** begin Information shown **

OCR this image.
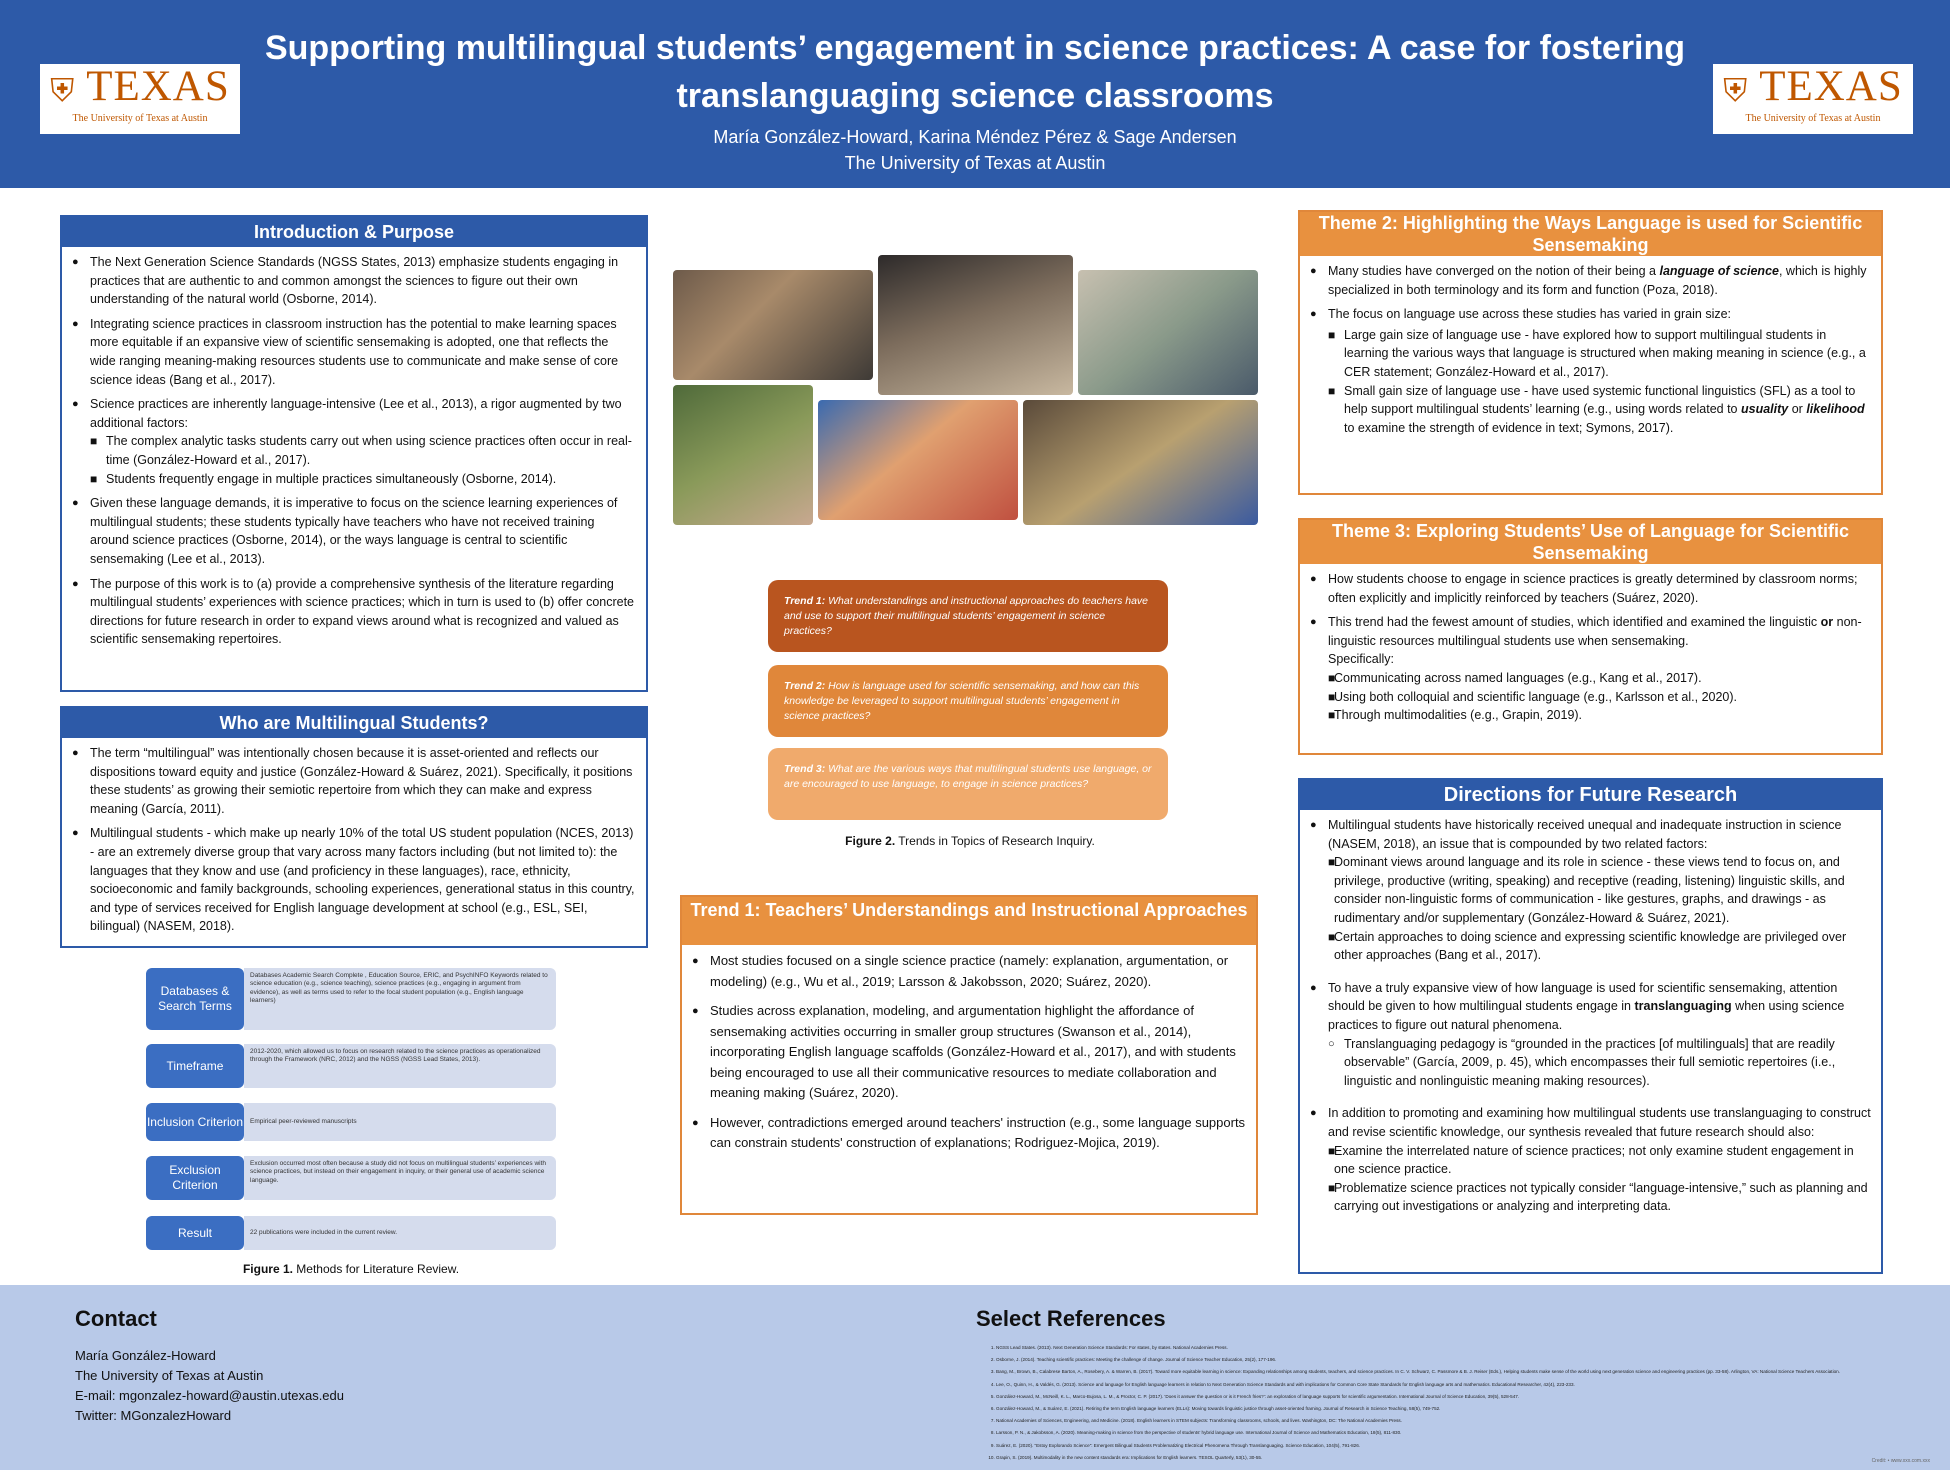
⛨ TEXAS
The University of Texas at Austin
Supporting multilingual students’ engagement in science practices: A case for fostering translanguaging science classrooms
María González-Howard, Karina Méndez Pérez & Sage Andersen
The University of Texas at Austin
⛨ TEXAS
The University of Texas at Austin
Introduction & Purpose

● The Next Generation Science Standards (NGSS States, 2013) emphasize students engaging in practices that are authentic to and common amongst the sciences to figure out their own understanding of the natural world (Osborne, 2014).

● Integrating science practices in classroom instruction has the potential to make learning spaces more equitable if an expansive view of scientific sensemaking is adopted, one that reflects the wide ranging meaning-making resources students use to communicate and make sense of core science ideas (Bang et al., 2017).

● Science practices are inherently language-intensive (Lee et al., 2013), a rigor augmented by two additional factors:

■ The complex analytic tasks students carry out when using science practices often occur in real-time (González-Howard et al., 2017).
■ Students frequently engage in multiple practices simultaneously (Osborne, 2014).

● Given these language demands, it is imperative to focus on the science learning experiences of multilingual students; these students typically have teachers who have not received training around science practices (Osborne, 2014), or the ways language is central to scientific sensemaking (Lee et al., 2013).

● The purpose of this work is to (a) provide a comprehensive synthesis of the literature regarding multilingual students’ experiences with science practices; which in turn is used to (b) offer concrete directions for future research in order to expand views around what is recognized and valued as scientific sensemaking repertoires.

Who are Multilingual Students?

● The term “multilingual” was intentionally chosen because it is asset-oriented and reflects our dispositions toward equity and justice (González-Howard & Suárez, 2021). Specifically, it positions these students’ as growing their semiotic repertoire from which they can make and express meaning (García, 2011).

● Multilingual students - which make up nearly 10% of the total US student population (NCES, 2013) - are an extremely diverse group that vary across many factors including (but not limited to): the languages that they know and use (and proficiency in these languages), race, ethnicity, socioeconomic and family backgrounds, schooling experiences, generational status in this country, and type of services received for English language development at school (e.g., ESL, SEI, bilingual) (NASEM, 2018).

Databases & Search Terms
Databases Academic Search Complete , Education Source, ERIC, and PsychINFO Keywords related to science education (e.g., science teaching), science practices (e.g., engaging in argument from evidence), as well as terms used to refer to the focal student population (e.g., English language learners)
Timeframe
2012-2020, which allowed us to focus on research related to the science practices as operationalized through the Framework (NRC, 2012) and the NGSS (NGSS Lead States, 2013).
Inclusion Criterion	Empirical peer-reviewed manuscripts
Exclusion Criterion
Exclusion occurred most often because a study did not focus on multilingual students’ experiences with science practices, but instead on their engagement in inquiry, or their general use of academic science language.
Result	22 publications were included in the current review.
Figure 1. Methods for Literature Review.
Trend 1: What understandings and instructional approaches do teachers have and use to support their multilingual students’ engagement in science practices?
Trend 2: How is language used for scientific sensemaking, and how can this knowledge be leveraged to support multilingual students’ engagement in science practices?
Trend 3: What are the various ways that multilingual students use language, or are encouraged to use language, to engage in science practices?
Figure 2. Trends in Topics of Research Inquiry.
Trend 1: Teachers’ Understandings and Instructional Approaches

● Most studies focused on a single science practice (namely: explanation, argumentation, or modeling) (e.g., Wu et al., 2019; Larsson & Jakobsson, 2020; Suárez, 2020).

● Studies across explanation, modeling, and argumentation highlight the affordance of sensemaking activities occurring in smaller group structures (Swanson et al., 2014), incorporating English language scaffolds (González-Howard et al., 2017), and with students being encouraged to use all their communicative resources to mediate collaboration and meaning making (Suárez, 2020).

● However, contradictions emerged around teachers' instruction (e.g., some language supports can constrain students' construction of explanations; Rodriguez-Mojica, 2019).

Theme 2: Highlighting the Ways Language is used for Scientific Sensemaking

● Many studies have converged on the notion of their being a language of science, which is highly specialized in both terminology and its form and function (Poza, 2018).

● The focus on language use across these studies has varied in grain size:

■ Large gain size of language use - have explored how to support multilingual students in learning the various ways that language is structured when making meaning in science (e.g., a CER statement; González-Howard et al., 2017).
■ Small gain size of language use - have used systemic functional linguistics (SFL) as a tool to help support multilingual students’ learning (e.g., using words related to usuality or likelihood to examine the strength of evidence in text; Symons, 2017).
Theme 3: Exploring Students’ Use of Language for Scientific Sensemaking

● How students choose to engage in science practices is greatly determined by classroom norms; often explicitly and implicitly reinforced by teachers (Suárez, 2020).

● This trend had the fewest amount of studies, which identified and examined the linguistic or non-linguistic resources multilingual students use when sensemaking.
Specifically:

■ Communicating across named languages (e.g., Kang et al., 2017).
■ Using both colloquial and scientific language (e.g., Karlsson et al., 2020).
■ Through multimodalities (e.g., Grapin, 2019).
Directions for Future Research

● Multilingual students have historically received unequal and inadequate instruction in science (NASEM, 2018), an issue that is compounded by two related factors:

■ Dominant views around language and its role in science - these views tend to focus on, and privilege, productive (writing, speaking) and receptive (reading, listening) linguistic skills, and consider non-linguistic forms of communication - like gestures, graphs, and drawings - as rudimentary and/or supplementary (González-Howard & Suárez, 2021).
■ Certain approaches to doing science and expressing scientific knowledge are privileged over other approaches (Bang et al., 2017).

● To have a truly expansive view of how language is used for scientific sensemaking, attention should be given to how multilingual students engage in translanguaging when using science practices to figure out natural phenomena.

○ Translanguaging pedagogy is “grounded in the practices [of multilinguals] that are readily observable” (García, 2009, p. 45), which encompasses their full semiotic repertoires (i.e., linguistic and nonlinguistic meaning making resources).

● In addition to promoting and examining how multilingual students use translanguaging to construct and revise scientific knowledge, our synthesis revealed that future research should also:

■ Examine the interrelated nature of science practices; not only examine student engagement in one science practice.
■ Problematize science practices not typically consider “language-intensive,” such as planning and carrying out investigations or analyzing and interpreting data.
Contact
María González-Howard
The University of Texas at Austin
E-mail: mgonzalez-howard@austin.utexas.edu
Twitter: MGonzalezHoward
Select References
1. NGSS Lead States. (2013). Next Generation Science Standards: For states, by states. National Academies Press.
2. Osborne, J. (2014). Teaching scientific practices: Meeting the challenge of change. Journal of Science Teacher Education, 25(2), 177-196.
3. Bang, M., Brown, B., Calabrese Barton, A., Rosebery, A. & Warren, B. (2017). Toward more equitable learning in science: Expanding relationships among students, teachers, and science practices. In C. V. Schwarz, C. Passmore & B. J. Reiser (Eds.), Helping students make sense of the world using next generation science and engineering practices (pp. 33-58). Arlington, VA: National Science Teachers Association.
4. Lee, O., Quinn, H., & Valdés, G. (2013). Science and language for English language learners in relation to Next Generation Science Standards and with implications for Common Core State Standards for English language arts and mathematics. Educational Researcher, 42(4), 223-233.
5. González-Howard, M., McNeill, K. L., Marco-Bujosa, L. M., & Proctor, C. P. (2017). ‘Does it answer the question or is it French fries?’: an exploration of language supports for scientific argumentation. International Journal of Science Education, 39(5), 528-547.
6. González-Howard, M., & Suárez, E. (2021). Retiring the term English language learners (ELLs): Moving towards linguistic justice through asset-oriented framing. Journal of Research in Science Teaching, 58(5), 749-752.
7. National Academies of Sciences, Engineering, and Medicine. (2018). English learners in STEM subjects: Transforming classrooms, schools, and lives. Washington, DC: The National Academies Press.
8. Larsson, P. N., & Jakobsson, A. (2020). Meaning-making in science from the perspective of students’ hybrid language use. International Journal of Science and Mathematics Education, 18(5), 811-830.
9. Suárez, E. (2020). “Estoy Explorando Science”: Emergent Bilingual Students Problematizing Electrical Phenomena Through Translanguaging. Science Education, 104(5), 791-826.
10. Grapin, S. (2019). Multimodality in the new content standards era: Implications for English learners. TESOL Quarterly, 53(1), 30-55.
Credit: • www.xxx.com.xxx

** end Information shown **

Task details:
Reproduce the data word for word, excluding its pictures.

Problem solution:
OCR this image.
⛨ TEXAS
The University of Texas at Austin
Supporting multilingual students’ engagement in science practices: A case for fostering translanguaging science classrooms
María González-Howard, Karina Méndez Pérez & Sage Andersen
The University of Texas at Austin
⛨ TEXAS
The University of Texas at Austin
Introduction & Purpose

● The Next Generation Science Standards (NGSS States, 2013) emphasize students engaging in practices that are authentic to and common amongst the sciences to figure out their own understanding of the natural world (Osborne, 2014).

● Integrating science practices in classroom instruction has the potential to make learning spaces more equitable if an expansive view of scientific sensemaking is adopted, one that reflects the wide ranging meaning-making resources students use to communicate and make sense of core science ideas (Bang et al., 2017).

● Science practices are inherently language-intensive (Lee et al., 2013), a rigor augmented by two additional factors:

■ The complex analytic tasks students carry out when using science practices often occur in real-time (González-Howard et al., 2017).
■ Students frequently engage in multiple practices simultaneously (Osborne, 2014).

● Given these language demands, it is imperative to focus on the science learning experiences of multilingual students; these students typically have teachers who have not received training around science practices (Osborne, 2014), or the ways language is central to scientific sensemaking (Lee et al., 2013).

● The purpose of this work is to (a) provide a comprehensive synthesis of the literature regarding multilingual students’ experiences with science practices; which in turn is used to (b) offer concrete directions for future research in order to expand views around what is recognized and valued as scientific sensemaking repertoires.

Who are Multilingual Students?

● The term “multilingual” was intentionally chosen because it is asset-oriented and reflects our dispositions toward equity and justice (González-Howard & Suárez, 2021). Specifically, it positions these students’ as growing their semiotic repertoire from which they can make and express meaning (García, 2011).

● Multilingual students - which make up nearly 10% of the total US student population (NCES, 2013) - are an extremely diverse group that vary across many factors including (but not limited to): the languages that they know and use (and proficiency in these languages), race, ethnicity, socioeconomic and family backgrounds, schooling experiences, generational status in this country, and type of services received for English language development at school (e.g., ESL, SEI, bilingual) (NASEM, 2018).

Databases & Search Terms
Databases Academic Search Complete , Education Source, ERIC, and PsychINFO Keywords related to science education (e.g., science teaching), science practices (e.g., engaging in argument from evidence), as well as terms used to refer to the focal student population (e.g., English language learners)
Timeframe
2012-2020, which allowed us to focus on research related to the science practices as operationalized through the Framework (NRC, 2012) and the NGSS (NGSS Lead States, 2013).
Inclusion Criterion	Empirical peer-reviewed manuscripts
Exclusion Criterion
Exclusion occurred most often because a study did not focus on multilingual students’ experiences with science practices, but instead on their engagement in inquiry, or their general use of academic science language.
Result	22 publications were included in the current review.
Figure 1. Methods for Literature Review.
Trend 1: What understandings and instructional approaches do teachers have and use to support their multilingual students’ engagement in science practices?
Trend 2: How is language used for scientific sensemaking, and how can this knowledge be leveraged to support multilingual students’ engagement in science practices?
Trend 3: What are the various ways that multilingual students use language, or are encouraged to use language, to engage in science practices?
Figure 2. Trends in Topics of Research Inquiry.
Trend 1: Teachers’ Understandings and Instructional Approaches

● Most studies focused on a single science practice (namely: explanation, argumentation, or modeling) (e.g., Wu et al., 2019; Larsson & Jakobsson, 2020; Suárez, 2020).

● Studies across explanation, modeling, and argumentation highlight the affordance of sensemaking activities occurring in smaller group structures (Swanson et al., 2014), incorporating English language scaffolds (González-Howard et al., 2017), and with students being encouraged to use all their communicative resources to mediate collaboration and meaning making (Suárez, 2020).

● However, contradictions emerged around teachers' instruction (e.g., some language supports can constrain students' construction of explanations; Rodriguez-Mojica, 2019).

Theme 2: Highlighting the Ways Language is used for Scientific Sensemaking

● Many studies have converged on the notion of their being a language of science, which is highly specialized in both terminology and its form and function (Poza, 2018).

● The focus on language use across these studies has varied in grain size:

■ Large gain size of language use - have explored how to support multilingual students in learning the various ways that language is structured when making meaning in science (e.g., a CER statement; González-Howard et al., 2017).
■ Small gain size of language use - have used systemic functional linguistics (SFL) as a tool to help support multilingual students’ learning (e.g., using words related to usuality or likelihood to examine the strength of evidence in text; Symons, 2017).
Theme 3: Exploring Students’ Use of Language for Scientific Sensemaking

● How students choose to engage in science practices is greatly determined by classroom norms; often explicitly and implicitly reinforced by teachers (Suárez, 2020).

● This trend had the fewest amount of studies, which identified and examined the linguistic or non-linguistic resources multilingual students use when sensemaking.
Specifically:

■ Communicating across named languages (e.g., Kang et al., 2017).
■ Using both colloquial and scientific language (e.g., Karlsson et al., 2020).
■ Through multimodalities (e.g., Grapin, 2019).
Directions for Future Research

● Multilingual students have historically received unequal and inadequate instruction in science (NASEM, 2018), an issue that is compounded by two related factors:

■ Dominant views around language and its role in science - these views tend to focus on, and privilege, productive (writing, speaking) and receptive (reading, listening) linguistic skills, and consider non-linguistic forms of communication - like gestures, graphs, and drawings - as rudimentary and/or supplementary (González-Howard & Suárez, 2021).
■ Certain approaches to doing science and expressing scientific knowledge are privileged over other approaches (Bang et al., 2017).

● To have a truly expansive view of how language is used for scientific sensemaking, attention should be given to how multilingual students engage in translanguaging when using science practices to figure out natural phenomena.

○ Translanguaging pedagogy is “grounded in the practices [of multilinguals] that are readily observable” (García, 2009, p. 45), which encompasses their full semiotic repertoires (i.e., linguistic and nonlinguistic meaning making resources).

● In addition to promoting and examining how multilingual students use translanguaging to construct and revise scientific knowledge, our synthesis revealed that future research should also:

■ Examine the interrelated nature of science practices; not only examine student engagement in one science practice.
■ Problematize science practices not typically consider “language-intensive,” such as planning and carrying out investigations or analyzing and interpreting data.
Contact
María González-Howard
The University of Texas at Austin
E-mail: mgonzalez-howard@austin.utexas.edu
Twitter: MGonzalezHoward
Select References
1. NGSS Lead States. (2013). Next Generation Science Standards: For states, by states. National Academies Press.
2. Osborne, J. (2014). Teaching scientific practices: Meeting the challenge of change. Journal of Science Teacher Education, 25(2), 177-196.
3. Bang, M., Brown, B., Calabrese Barton, A., Rosebery, A. & Warren, B. (2017). Toward more equitable learning in science: Expanding relationships among students, teachers, and science practices. In C. V. Schwarz, C. Passmore & B. J. Reiser (Eds.), Helping students make sense of the world using next generation science and engineering practices (pp. 33-58). Arlington, VA: National Science Teachers Association.
4. Lee, O., Quinn, H., & Valdés, G. (2013). Science and language for English language learners in relation to Next Generation Science Standards and with implications for Common Core State Standards for English language arts and mathematics. Educational Researcher, 42(4), 223-233.
5. González-Howard, M., McNeill, K. L., Marco-Bujosa, L. M., & Proctor, C. P. (2017). ‘Does it answer the question or is it French fries?’: an exploration of language supports for scientific argumentation. International Journal of Science Education, 39(5), 528-547.
6. González-Howard, M., & Suárez, E. (2021). Retiring the term English language learners (ELLs): Moving towards linguistic justice through asset-oriented framing. Journal of Research in Science Teaching, 58(5), 749-752.
7. National Academies of Sciences, Engineering, and Medicine. (2018). English learners in STEM subjects: Transforming classrooms, schools, and lives. Washington, DC: The National Academies Press.
8. Larsson, P. N., & Jakobsson, A. (2020). Meaning-making in science from the perspective of students’ hybrid language use. International Journal of Science and Mathematics Education, 18(5), 811-830.
9. Suárez, E. (2020). “Estoy Explorando Science”: Emergent Bilingual Students Problematizing Electrical Phenomena Through Translanguaging. Science Education, 104(5), 791-826.
10. Grapin, S. (2019). Multimodality in the new content standards era: Implications for English learners. TESOL Quarterly, 53(1), 30-55.
Credit: • www.xxx.com.xxx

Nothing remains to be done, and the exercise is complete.